▶ SHORT EXERCISE
In the listing below, find every line containing "image" and copy it out.

──────────

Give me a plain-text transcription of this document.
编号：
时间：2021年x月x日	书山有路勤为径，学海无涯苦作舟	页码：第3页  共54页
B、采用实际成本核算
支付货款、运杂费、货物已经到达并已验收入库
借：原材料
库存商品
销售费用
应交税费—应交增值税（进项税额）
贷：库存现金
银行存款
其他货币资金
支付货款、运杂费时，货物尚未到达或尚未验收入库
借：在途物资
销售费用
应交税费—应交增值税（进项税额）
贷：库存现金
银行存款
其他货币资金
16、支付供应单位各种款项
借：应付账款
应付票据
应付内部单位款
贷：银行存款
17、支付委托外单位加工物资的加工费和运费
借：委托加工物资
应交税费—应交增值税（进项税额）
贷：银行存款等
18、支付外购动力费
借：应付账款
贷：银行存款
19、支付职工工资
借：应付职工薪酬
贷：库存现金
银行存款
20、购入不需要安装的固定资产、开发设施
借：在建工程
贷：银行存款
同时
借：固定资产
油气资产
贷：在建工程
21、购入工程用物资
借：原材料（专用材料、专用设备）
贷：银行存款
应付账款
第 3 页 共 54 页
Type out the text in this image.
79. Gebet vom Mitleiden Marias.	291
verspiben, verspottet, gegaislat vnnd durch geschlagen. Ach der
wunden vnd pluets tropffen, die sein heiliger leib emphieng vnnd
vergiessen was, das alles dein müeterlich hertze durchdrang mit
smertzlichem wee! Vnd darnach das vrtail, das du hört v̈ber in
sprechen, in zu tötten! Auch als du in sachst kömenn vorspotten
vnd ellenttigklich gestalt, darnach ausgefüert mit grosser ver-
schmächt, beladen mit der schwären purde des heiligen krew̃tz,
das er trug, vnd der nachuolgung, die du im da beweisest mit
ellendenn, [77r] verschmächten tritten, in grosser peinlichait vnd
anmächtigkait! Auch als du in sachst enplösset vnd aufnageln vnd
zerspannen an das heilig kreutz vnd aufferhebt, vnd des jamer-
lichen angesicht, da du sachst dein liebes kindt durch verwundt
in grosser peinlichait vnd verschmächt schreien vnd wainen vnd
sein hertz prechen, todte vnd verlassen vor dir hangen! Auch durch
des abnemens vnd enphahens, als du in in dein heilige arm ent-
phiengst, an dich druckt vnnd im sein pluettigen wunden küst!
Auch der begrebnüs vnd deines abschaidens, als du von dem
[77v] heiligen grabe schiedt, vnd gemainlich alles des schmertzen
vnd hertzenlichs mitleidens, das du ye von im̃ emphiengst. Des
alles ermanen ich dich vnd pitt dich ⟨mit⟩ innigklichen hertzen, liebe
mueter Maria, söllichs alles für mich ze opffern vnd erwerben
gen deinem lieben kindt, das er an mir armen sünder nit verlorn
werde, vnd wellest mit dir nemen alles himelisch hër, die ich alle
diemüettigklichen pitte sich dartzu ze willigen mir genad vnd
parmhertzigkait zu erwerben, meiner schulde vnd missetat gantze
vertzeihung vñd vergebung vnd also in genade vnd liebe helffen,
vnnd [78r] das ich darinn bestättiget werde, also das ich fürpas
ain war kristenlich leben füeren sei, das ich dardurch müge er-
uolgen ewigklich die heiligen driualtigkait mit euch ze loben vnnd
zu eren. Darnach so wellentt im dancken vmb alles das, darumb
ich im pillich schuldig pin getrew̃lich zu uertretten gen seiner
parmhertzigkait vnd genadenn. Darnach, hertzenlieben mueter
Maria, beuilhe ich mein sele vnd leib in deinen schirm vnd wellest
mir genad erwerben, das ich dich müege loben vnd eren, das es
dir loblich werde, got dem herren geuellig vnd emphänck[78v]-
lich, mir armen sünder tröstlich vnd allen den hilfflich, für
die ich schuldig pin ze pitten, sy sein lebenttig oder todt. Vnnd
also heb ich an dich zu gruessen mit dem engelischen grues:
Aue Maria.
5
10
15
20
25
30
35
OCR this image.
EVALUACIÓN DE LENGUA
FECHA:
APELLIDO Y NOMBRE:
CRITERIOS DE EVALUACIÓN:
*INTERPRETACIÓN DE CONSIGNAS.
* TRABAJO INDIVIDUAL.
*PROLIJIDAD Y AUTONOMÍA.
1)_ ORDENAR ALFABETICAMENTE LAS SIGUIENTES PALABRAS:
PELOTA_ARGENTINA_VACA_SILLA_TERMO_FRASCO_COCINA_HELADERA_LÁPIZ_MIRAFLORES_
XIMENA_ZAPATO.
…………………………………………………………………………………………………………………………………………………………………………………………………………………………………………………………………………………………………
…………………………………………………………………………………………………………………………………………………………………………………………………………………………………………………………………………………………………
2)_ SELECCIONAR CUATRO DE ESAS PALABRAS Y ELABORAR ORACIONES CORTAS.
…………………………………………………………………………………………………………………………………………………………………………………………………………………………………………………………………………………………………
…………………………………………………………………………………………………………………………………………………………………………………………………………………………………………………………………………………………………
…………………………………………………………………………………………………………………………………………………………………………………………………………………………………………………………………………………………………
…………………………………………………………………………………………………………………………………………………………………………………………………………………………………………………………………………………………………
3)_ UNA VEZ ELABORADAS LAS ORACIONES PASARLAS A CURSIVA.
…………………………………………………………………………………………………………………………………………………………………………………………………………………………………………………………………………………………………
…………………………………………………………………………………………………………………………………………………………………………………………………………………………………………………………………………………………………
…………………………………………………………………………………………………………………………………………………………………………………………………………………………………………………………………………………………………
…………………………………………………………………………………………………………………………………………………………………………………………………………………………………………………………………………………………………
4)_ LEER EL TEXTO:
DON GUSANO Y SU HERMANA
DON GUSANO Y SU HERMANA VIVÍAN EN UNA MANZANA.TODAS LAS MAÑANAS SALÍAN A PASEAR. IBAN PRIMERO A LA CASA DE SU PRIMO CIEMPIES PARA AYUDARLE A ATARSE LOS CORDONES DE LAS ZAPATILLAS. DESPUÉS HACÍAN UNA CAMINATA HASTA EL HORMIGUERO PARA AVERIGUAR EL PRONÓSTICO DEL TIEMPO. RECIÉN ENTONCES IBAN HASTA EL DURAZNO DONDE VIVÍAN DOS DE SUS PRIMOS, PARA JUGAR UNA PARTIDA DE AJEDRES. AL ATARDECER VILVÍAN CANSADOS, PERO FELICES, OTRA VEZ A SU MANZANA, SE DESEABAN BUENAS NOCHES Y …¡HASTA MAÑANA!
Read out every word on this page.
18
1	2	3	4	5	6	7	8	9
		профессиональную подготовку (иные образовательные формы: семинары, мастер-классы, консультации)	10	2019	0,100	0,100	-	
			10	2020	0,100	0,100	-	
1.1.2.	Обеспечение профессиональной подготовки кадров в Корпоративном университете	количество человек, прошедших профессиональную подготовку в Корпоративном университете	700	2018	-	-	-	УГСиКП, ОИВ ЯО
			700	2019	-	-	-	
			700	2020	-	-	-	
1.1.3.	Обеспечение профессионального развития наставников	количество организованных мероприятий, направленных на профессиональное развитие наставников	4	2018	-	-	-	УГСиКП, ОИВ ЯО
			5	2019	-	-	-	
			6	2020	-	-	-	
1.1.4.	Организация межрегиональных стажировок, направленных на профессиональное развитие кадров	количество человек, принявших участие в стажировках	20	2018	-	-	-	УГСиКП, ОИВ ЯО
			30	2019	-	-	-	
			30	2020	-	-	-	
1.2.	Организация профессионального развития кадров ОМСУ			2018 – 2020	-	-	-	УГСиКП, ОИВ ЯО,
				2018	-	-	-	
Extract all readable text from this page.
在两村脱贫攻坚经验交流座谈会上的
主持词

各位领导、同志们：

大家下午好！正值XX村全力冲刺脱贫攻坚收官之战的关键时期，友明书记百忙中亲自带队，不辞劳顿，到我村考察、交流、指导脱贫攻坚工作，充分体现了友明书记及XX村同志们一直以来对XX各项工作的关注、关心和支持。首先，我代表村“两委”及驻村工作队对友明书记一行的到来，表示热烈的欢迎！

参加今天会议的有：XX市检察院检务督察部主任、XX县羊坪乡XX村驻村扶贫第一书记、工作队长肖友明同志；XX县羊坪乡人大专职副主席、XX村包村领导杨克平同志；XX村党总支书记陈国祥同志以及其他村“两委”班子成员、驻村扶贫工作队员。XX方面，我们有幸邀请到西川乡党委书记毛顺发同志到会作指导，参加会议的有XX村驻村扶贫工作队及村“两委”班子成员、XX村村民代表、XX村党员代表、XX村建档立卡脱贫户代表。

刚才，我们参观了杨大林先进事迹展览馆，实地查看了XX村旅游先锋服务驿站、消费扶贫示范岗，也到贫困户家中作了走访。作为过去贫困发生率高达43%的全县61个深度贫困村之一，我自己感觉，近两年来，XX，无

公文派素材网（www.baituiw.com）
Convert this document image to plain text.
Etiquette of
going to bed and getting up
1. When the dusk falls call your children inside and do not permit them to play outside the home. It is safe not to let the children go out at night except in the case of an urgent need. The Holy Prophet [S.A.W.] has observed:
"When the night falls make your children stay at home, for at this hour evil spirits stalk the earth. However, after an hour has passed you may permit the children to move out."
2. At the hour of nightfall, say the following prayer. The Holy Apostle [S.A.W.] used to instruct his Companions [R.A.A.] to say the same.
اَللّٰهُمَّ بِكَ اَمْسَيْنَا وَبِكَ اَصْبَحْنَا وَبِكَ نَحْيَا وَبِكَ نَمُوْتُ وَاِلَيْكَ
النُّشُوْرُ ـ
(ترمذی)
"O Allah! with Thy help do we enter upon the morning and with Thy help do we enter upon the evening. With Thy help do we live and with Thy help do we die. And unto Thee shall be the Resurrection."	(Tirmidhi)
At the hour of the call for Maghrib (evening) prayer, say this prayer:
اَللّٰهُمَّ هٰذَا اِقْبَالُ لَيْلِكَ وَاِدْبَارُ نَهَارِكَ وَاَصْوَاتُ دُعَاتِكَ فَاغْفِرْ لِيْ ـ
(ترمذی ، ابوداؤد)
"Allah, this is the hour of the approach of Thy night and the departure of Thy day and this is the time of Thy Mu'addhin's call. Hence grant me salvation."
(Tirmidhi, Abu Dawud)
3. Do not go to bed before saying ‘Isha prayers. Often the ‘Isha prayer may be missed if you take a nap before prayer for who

──────────

▶ RESPONSE
Type out the text in this image.
OCR this image.
Convert this document image to plain text.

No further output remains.